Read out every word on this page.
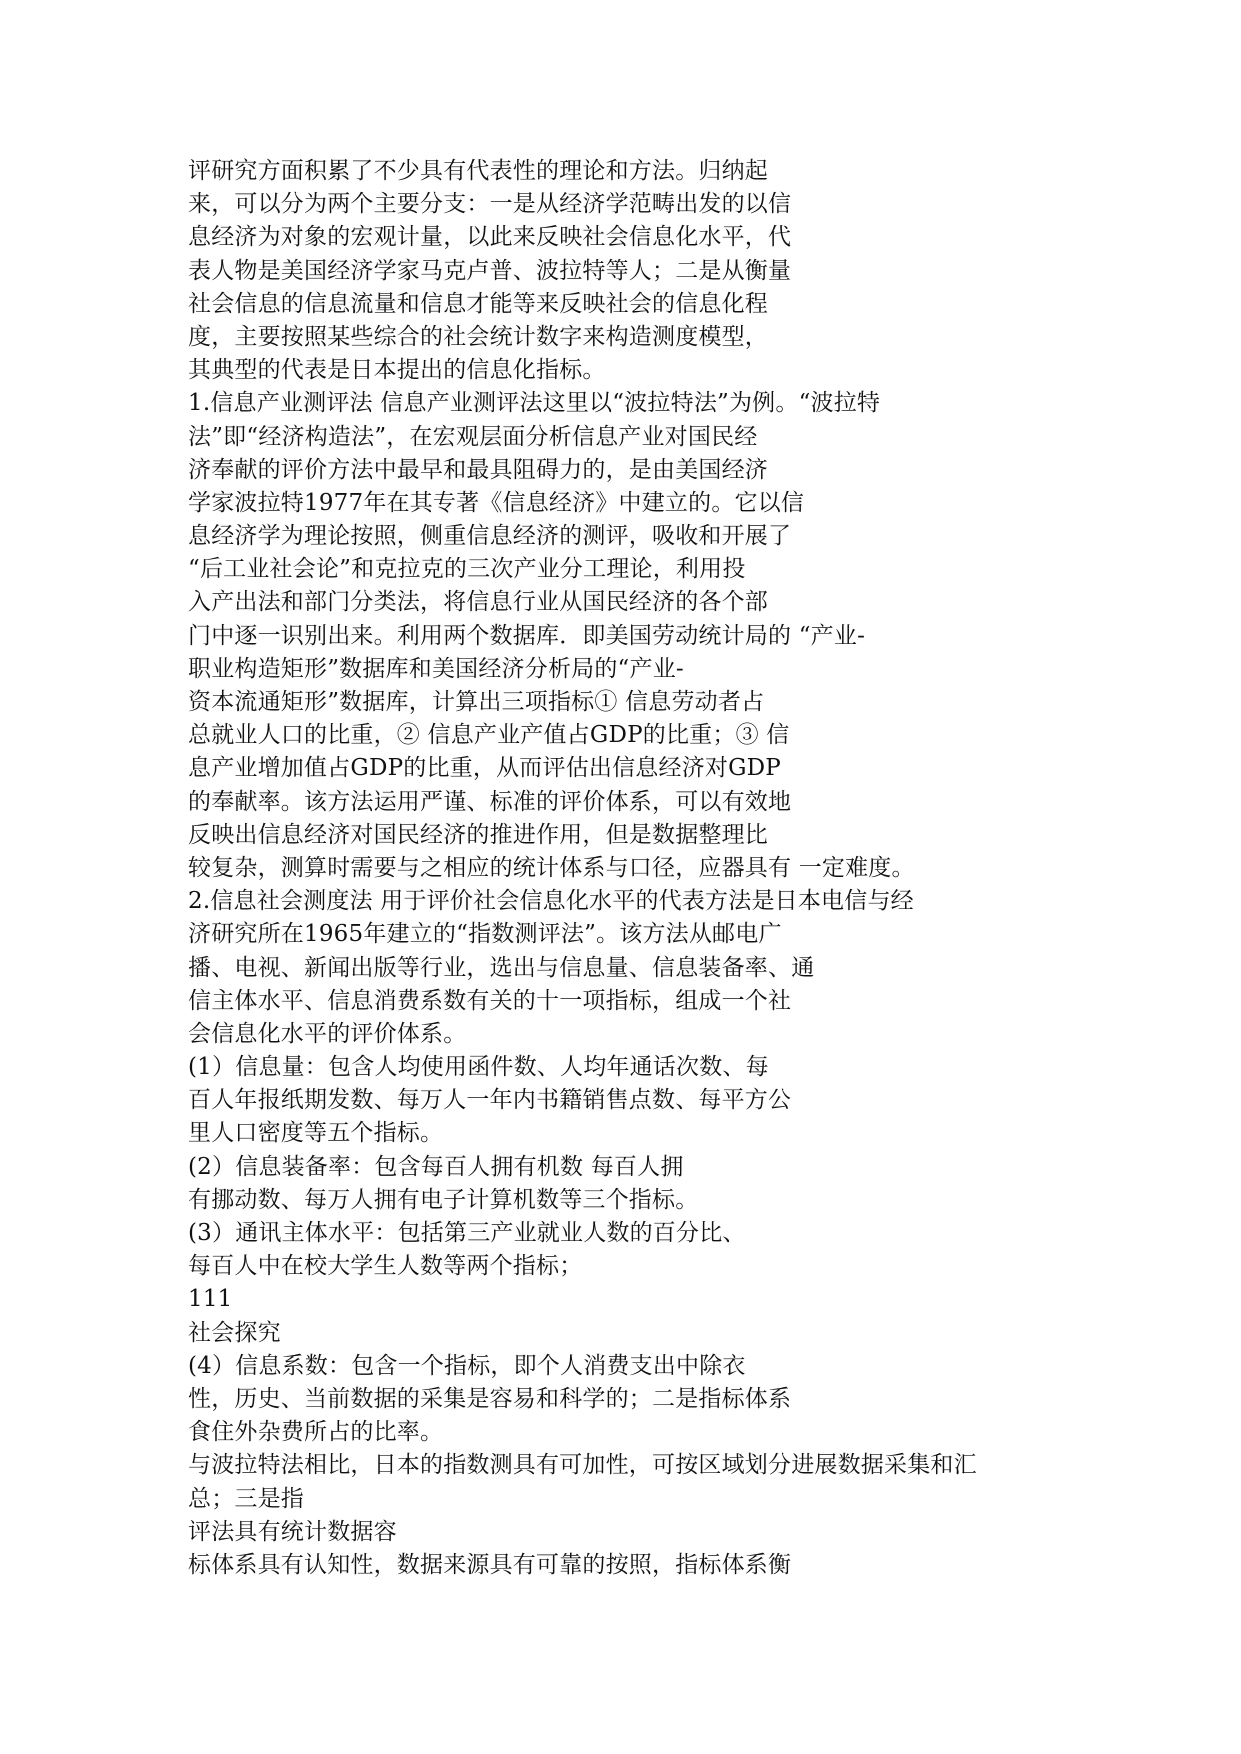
评研究方面积累了不少具有代表性的理论和方法。归纳起
来，可以分为两个主要分支：一是从经济学范畴出发的以信
息经济为对象的宏观计量，以此来反映社会信息化水平，代
表人物是美国经济学家马克卢普、波拉特等人；二是从衡量
社会信息的信息流量和信息才能等来反映社会的信息化程
度，主要按照某些综合的社会统计数字来构造测度模型，
其典型的代表是日本提出的信息化指标。
1.信息产业测评法 信息产业测评法这里以“波拉特法”为例。“波拉特
法”即“经济构造法”，在宏观层面分析信息产业对国民经
济奉献的评价方法中最早和最具阻碍力的，是由美国经济
学家波拉特1977年在其专著《信息经济》中建立的。它以信
息经济学为理论按照，侧重信息经济的测评，吸收和开展了
“后工业社会论”和克拉克的三次产业分工理论，利用投
入产出法和部门分类法，将信息行业从国民经济的各个部
门中逐一识别出来。利用两个数据库．即美国劳动统计局的 “产业-
职业构造矩形”数据库和美国经济分析局的“产业-
资本流通矩形”数据库，计算出三项指标① 信息劳动者占
总就业人口的比重，② 信息产业产值占GDP的比重；③ 信
息产业增加值占GDP的比重，从而评估出信息经济对GDP
的奉献率。该方法运用严谨、标准的评价体系，可以有效地
反映出信息经济对国民经济的推进作用，但是数据整理比
较复杂，测算时需要与之相应的统计体系与口径，应器具有 一定难度。
2.信息社会测度法 用于评价社会信息化水平的代表方法是日本电信与经
济研究所在1965年建立的“指数测评法”。该方法从邮电广
播、电视、新闻出版等行业，选出与信息量、信息装备率、通
信主体水平、信息消费系数有关的十一项指标，组成一个社
会信息化水平的评价体系。
(1）信息量：包含人均使用函件数、人均年通话次数、每
百人年报纸期发数、每万人一年内书籍销售点数、每平方公
里人口密度等五个指标。
(2）信息装备率：包含每百人拥有机数 每百人拥
有挪动数、每万人拥有电子计算机数等三个指标。
(3）通讯主体水平：包括第三产业就业人数的百分比、
每百人中在校大学生人数等两个指标；
111
社会探究
(4）信息系数：包含一个指标，即个人消费支出中除衣
性，历史、当前数据的采集是容易和科学的；二是指标体系
食住外杂费所占的比率。
与波拉特法相比，日本的指数测具有可加性，可按区域划分进展数据采集和汇
总；三是指
评法具有统计数据容
标体系具有认知性，数据来源具有可靠的按照，指标体系衡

| What the exercise asks |
Which lines of the material contain the string "信息装备率"? List each of them.

| Result of this task |
播、电视、新闻出版等行业，选出与信息量、信息装备率、通
(2）信息装备率：包含每百人拥有机数 每百人拥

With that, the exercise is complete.